## [What is required]
Copy every record word for word.

— start of Entries supplied —

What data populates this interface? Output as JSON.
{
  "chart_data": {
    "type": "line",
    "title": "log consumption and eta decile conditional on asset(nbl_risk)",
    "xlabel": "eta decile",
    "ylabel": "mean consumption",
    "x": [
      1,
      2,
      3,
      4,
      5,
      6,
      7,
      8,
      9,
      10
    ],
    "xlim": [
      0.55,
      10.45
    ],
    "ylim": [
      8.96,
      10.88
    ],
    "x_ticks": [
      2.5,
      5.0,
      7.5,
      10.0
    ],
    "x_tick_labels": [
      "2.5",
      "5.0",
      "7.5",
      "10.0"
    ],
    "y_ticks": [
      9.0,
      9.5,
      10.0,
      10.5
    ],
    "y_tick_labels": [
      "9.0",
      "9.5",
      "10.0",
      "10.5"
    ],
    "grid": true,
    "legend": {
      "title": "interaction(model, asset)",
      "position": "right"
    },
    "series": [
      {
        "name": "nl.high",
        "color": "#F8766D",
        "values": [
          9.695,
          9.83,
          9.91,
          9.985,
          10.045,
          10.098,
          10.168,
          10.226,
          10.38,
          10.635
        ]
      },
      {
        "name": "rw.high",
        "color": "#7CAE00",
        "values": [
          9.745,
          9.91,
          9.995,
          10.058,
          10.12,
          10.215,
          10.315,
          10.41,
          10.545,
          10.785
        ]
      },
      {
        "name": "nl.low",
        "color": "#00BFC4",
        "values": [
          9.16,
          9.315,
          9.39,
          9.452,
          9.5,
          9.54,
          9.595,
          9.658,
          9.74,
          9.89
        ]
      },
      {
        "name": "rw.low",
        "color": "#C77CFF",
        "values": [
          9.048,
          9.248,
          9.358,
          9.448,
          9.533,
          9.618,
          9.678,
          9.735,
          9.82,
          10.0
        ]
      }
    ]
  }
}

— end of Entries supplied —

## [Output for this task]
What data populates this interface? Output as JSON.
{
  "chart_data": {
    "type": "line",
    "title": "log consumption and eta decile conditional on asset(nbl_risk)",
    "xlabel": "eta decile",
    "ylabel": "mean consumption",
    "x": [
      1,
      2,
      3,
      4,
      5,
      6,
      7,
      8,
      9,
      10
    ],
    "xlim": [
      0.55,
      10.45
    ],
    "ylim": [
      8.96,
      10.88
    ],
    "x_ticks": [
      2.5,
      5.0,
      7.5,
      10.0
    ],
    "x_tick_labels": [
      "2.5",
      "5.0",
      "7.5",
      "10.0"
    ],
    "y_ticks": [
      9.0,
      9.5,
      10.0,
      10.5
    ],
    "y_tick_labels": [
      "9.0",
      "9.5",
      "10.0",
      "10.5"
    ],
    "grid": true,
    "legend": {
      "title": "interaction(model, asset)",
      "position": "right"
    },
    "series": [
      {
        "name": "nl.high",
        "color": "#F8766D",
        "values": [
          9.695,
          9.83,
          9.91,
          9.985,
          10.045,
          10.098,
          10.168,
          10.226,
          10.38,
          10.635
        ]
      },
      {
        "name": "rw.high",
        "color": "#7CAE00",
        "values": [
          9.745,
          9.91,
          9.995,
          10.058,
          10.12,
          10.215,
          10.315,
          10.41,
          10.545,
          10.785
        ]
      },
      {
        "name": "nl.low",
        "color": "#00BFC4",
        "values": [
          9.16,
          9.315,
          9.39,
          9.452,
          9.5,
          9.54,
          9.595,
          9.658,
          9.74,
          9.89
        ]
      },
      {
        "name": "rw.low",
        "color": "#C77CFF",
        "values": [
          9.048,
          9.248,
          9.358,
          9.448,
          9.533,
          9.618,
          9.678,
          9.735,
          9.82,
          10.0
        ]
      }
    ]
  }
}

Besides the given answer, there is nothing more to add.